[Your goal] Extract the lines that carry the string "this" from the listing.

Data records:
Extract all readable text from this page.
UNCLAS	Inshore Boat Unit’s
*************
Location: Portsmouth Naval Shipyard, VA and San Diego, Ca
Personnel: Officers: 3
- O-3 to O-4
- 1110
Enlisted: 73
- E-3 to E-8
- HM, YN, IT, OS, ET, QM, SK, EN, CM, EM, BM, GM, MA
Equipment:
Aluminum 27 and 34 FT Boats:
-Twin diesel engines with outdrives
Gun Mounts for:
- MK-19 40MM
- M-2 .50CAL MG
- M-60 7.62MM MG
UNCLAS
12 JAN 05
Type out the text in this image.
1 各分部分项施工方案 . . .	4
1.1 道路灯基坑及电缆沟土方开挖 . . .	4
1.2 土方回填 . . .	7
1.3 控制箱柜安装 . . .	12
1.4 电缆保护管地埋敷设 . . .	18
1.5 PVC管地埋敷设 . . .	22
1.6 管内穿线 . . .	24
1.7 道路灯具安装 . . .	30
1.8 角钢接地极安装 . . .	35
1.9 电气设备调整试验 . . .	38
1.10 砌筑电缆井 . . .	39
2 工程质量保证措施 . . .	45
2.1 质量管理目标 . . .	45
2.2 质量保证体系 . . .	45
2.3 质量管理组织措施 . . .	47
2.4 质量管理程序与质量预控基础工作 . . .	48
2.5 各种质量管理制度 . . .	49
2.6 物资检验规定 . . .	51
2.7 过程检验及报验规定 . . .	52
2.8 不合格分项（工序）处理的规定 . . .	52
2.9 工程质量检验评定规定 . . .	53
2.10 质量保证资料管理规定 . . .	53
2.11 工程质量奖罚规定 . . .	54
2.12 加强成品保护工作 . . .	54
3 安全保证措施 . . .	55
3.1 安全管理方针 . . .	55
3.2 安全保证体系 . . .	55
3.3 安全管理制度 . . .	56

[Response below]
Extract all readable text from this page.
Type out the text in this image.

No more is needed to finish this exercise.